* start INPUT *
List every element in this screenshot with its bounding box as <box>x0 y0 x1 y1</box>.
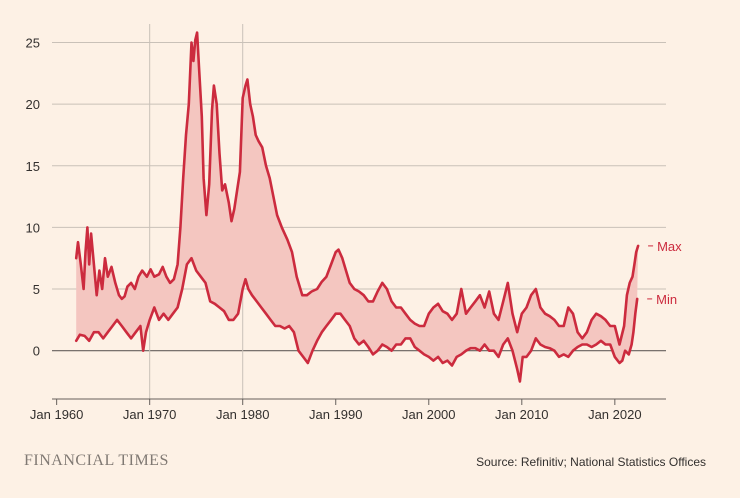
legend-label-min: Min <box>656 292 677 307</box>
y-tick-label: 25 <box>26 35 40 50</box>
x-tick-label: Jan 1960 <box>30 407 84 422</box>
ft-logo: FINANCIAL TIMES <box>24 452 169 469</box>
x-tick-labels: Jan 1960 Jan 1970 Jan 1980 Jan 1990 Jan 2000… <box>30 407 642 422</box>
x-tick-label: Jan 1980 <box>216 407 270 422</box>
series-line-max <box>74 31 640 346</box>
x-axis <box>52 398 666 405</box>
series-line-min <box>74 256 639 383</box>
y-tick-label: 5 <box>33 282 40 297</box>
range-band <box>76 32 639 382</box>
band <box>76 32 639 382</box>
y-tick-labels: 0 5 10 15 20 25 <box>26 35 40 358</box>
x-tick-label: Jan 1990 <box>309 407 363 422</box>
source-note: Source: Refinitiv; National Statistics O… <box>476 455 706 469</box>
y-tick-label: 20 <box>26 97 40 112</box>
y-tick-label: 10 <box>26 220 40 235</box>
x-tick-label: Jan 2000 <box>402 407 456 422</box>
x-tick-label: Jan 2020 <box>588 407 642 422</box>
series-lines <box>74 31 640 383</box>
y-tick-label: 0 <box>33 344 40 359</box>
x-tick-label: Jan 1970 <box>123 407 177 422</box>
legend-label-max: Max <box>657 239 682 254</box>
y-tick-label: 15 <box>26 159 40 174</box>
legend: Max Min <box>647 239 682 307</box>
x-tick-label: Jan 2010 <box>495 407 549 422</box>
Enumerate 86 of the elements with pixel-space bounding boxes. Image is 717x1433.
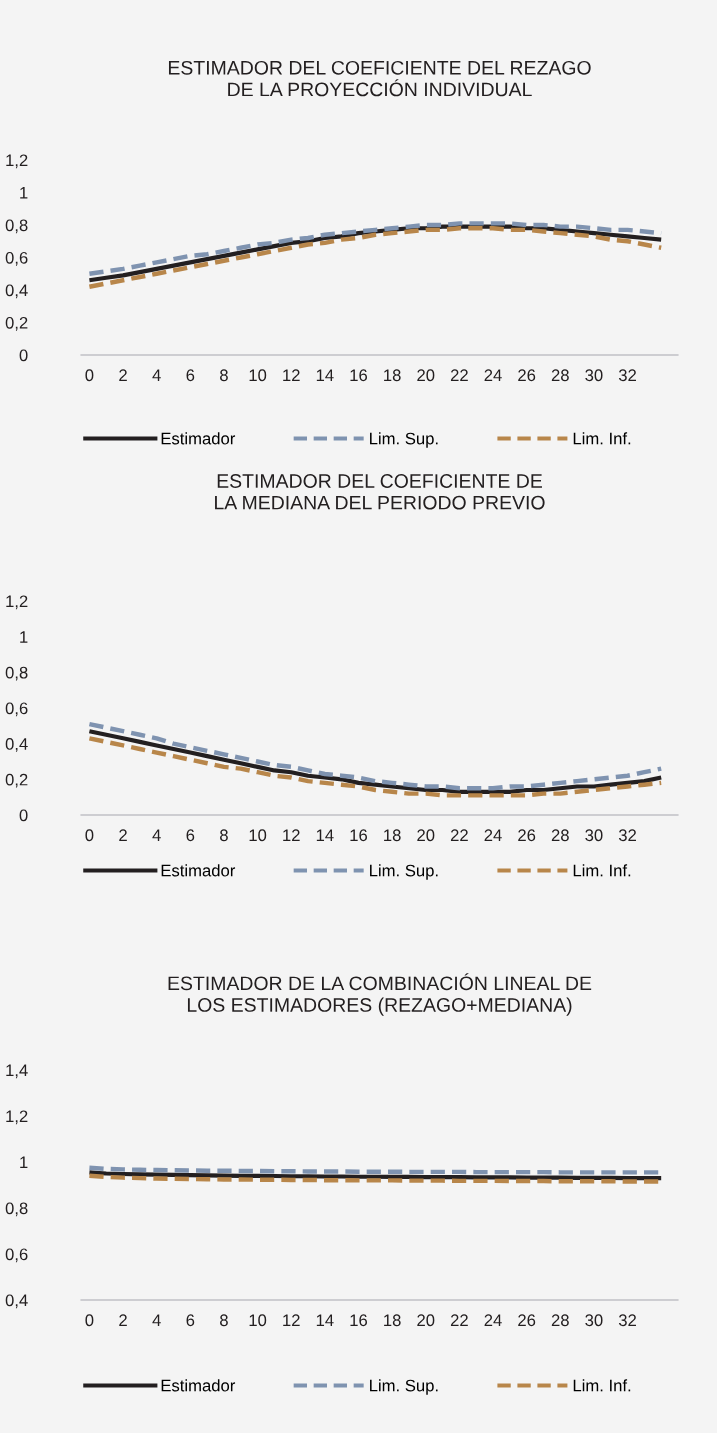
- chart-title: ESTIMADOR DEL COEFICIENTE DE LA MEDIANA DEL PERIODO PREVIO: [215, 474, 545, 510]
- x-tick-label: 26: [518, 1314, 536, 1327]
- legend-label: Lim. Inf.: [573, 432, 631, 445]
- x-tick-label: 12: [283, 1314, 300, 1326]
- y-tick-label: 0,4: [5, 738, 28, 752]
- legend-label: Lim. Sup.: [370, 1379, 438, 1395]
- line-series: [87, 721, 664, 791]
- x-tick-label: 22: [450, 829, 468, 841]
- y-tick-label: 1,4: [6, 1064, 28, 1079]
- y-tick-label: 1,2: [6, 595, 28, 610]
- chart-title: ESTIMADOR DE LA COMBINACIÓN LINEAL DE LOS ESTIMADORES (REZAGO+MEDIANA): [168, 973, 592, 1016]
- y-tick-label: 1,2: [6, 1110, 28, 1125]
- y-tick-label: 0,2: [5, 773, 28, 788]
- legend-label: Lim. Inf.: [573, 1379, 631, 1392]
- x-tick-label: 26: [518, 829, 536, 842]
- x-tick-label: 28: [551, 1314, 569, 1327]
- x-tick-label: 22: [450, 369, 468, 381]
- y-tick-label: 0,6: [5, 1248, 28, 1263]
- line-series: [87, 729, 664, 794]
- x-tick-label: 2: [119, 369, 127, 381]
- line-series: [87, 736, 664, 798]
- x-tick-label: 4: [152, 829, 161, 841]
- x-tick-label: 16: [350, 829, 368, 842]
- x-tick-label: 28: [551, 829, 569, 842]
- x-tick-label: 0: [85, 829, 94, 842]
- x-tick-label: 16: [350, 369, 368, 382]
- y-tick-label: 0,8: [5, 1202, 28, 1217]
- x-tick-label: 18: [384, 1314, 401, 1327]
- y-tick-label: 1: [20, 187, 28, 199]
- x-tick-label: 12: [283, 829, 300, 841]
- x-tick-label: 0: [85, 369, 94, 382]
- x-tick-label: 24: [484, 1314, 502, 1326]
- x-tick-label: 6: [186, 829, 195, 842]
- x-tick-label: 14: [316, 829, 334, 841]
- x-tick-label: 24: [484, 829, 502, 841]
- y-tick-label: 0,4: [5, 1294, 28, 1309]
- x-tick-label: 22: [450, 1314, 468, 1326]
- y-tick-label: 0: [19, 809, 28, 822]
- x-tick-label: 14: [316, 1314, 334, 1326]
- y-tick-label: 0: [19, 349, 28, 362]
- legend-label: Estimador: [161, 1379, 236, 1392]
- x-tick-label: 14: [316, 369, 334, 381]
- x-tick-label: 32: [618, 1314, 636, 1327]
- x-tick-label: 8: [220, 829, 228, 842]
- legend-label: Estimador: [161, 864, 236, 877]
- y-tick-label: 0,8: [5, 219, 28, 234]
- legend-label: Estimador: [161, 432, 236, 445]
- y-tick-label: 1: [20, 1156, 28, 1169]
- y-tick-label: 0,6: [5, 702, 28, 717]
- chart-title: ESTIMADOR DEL COEFICIENTE DEL REZAGO DE LA PROYECCIÓN INDIVIDUAL: [168, 60, 591, 97]
- x-tick-label: 8: [220, 1314, 228, 1327]
- legend-label: Lim. Sup.: [370, 864, 438, 880]
- y-tick-label: 0,8: [5, 666, 28, 681]
- x-tick-label: 30: [585, 369, 603, 382]
- x-tick-label: 0: [85, 1314, 94, 1327]
- x-tick-label: 20: [417, 369, 435, 382]
- x-tick-label: 30: [585, 829, 603, 842]
- x-tick-label: 4: [152, 369, 161, 381]
- x-tick-label: 18: [384, 829, 401, 842]
- y-tick-label: 0,4: [5, 284, 28, 299]
- y-tick-label: 0,6: [5, 251, 28, 266]
- x-tick-label: 12: [283, 369, 300, 381]
- x-tick-label: 32: [618, 829, 636, 842]
- x-tick-label: 20: [417, 1314, 435, 1327]
- x-tick-label: 10: [249, 369, 267, 382]
- x-tick-label: 26: [518, 369, 536, 382]
- x-tick-label: 16: [350, 1314, 368, 1327]
- x-tick-label: 6: [186, 369, 195, 382]
- x-tick-label: 30: [585, 1314, 603, 1327]
- y-tick-label: 1,2: [6, 154, 28, 169]
- legend-label: Lim. Inf.: [573, 864, 631, 877]
- x-tick-label: 18: [384, 369, 401, 382]
- x-tick-label: 32: [618, 369, 636, 382]
- x-tick-label: 8: [220, 369, 228, 382]
- x-tick-label: 10: [249, 829, 267, 842]
- x-tick-label: 2: [119, 1314, 127, 1326]
- x-tick-label: 20: [417, 829, 435, 842]
- x-tick-label: 4: [152, 1314, 161, 1326]
- x-tick-label: 28: [551, 369, 569, 382]
- y-tick-label: 1: [20, 631, 28, 643]
- x-tick-label: 2: [119, 829, 127, 841]
- x-tick-label: 24: [484, 369, 502, 381]
- y-tick-label: 0,2: [5, 316, 28, 331]
- x-tick-label: 6: [186, 1314, 195, 1327]
- legend-label: Lim. Sup.: [370, 432, 438, 448]
- x-tick-label: 10: [249, 1314, 267, 1327]
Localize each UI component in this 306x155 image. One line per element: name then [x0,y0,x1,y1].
* end INPUT *
_REQUIRED WORK:_ List each line of the records that contains the string "chart".

_REPLY:_
- chart-title: ESTIMADOR DEL COEFICIENTE DE LA MEDIANA DEL PERIODO PREVIO: [215, 474, 545, 510]
- chart-title: ESTIMADOR DE LA COMBINACIÓN LINEAL DE LOS ESTIMADORES (REZAGO+MEDIANA): [168, 973, 592, 1016]
- chart-title: ESTIMADOR DEL COEFICIENTE DEL REZAGO DE LA PROYECCIÓN INDIVIDUAL: [168, 60, 591, 97]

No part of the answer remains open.